## START Material provided
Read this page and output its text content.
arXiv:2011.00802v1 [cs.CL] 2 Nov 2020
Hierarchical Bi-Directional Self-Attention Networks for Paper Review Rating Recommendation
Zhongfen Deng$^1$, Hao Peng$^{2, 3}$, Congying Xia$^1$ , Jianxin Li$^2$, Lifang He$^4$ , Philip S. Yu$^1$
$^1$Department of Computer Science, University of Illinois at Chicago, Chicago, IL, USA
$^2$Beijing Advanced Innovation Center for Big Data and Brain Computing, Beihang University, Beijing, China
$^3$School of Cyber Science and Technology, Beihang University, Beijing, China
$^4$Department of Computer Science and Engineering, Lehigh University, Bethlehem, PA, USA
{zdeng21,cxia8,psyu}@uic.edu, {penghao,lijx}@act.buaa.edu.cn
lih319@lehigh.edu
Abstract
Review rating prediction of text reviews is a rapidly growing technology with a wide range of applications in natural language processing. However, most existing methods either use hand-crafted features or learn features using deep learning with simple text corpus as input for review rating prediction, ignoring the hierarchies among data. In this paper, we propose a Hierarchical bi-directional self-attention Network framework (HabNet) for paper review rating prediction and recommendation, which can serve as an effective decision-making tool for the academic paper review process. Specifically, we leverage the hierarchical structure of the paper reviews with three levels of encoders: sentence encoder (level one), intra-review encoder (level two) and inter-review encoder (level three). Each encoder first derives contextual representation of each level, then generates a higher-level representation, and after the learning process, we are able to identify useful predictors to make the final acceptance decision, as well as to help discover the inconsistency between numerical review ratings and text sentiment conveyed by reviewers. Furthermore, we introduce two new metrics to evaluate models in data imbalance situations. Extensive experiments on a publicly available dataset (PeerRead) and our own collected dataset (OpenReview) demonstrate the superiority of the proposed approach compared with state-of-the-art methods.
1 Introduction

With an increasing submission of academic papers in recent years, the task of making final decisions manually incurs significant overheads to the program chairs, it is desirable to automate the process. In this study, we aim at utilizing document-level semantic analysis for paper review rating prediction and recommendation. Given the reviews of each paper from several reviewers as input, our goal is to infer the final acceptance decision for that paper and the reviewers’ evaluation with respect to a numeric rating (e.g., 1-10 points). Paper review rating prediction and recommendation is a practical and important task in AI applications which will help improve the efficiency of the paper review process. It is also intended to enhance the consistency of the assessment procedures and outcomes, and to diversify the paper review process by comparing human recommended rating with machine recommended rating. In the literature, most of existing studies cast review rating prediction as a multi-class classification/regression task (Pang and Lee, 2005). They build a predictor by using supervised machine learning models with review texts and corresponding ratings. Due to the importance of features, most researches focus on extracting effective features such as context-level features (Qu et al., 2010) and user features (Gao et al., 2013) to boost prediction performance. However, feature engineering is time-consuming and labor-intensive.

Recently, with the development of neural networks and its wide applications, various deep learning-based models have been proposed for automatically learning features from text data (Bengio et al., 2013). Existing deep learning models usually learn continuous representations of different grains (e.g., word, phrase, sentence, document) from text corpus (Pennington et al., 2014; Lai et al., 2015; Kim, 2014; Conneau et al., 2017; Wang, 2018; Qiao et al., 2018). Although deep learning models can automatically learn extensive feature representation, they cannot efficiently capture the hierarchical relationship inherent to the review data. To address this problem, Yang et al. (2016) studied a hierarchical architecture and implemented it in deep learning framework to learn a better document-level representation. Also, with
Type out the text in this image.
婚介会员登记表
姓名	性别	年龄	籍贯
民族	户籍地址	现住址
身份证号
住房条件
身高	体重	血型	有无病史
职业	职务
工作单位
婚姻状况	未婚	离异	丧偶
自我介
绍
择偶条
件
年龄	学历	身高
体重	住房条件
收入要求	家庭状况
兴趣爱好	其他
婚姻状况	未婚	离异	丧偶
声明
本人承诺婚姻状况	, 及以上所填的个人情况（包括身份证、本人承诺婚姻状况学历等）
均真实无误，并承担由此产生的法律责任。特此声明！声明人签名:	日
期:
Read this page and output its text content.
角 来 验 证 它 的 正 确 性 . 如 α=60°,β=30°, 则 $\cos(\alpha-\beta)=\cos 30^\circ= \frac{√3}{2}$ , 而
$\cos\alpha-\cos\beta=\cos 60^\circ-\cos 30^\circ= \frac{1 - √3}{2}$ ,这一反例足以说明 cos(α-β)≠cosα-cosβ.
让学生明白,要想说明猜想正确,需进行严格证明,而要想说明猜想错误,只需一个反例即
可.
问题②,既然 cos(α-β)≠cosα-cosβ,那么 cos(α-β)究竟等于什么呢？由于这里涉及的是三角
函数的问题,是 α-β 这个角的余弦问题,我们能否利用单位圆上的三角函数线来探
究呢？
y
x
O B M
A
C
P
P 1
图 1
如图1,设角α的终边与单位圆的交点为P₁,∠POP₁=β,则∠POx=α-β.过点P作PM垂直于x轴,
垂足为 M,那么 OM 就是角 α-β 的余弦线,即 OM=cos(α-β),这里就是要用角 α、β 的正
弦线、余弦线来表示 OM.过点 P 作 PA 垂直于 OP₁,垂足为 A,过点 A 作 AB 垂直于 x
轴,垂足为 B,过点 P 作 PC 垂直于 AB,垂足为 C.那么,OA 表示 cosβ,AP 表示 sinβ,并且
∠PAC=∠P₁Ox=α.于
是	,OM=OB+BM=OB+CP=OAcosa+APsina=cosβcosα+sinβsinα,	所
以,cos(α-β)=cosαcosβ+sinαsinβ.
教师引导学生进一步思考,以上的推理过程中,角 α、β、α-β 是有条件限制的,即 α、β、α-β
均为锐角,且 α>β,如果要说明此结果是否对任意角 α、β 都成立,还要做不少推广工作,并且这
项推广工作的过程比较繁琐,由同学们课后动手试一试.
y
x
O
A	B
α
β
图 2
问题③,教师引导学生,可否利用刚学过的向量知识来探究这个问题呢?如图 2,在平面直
## END Material provided
- **Work instructions**
Count each line above in which the string "beta" appears, then state only the total.

- **Response to this exercise**
2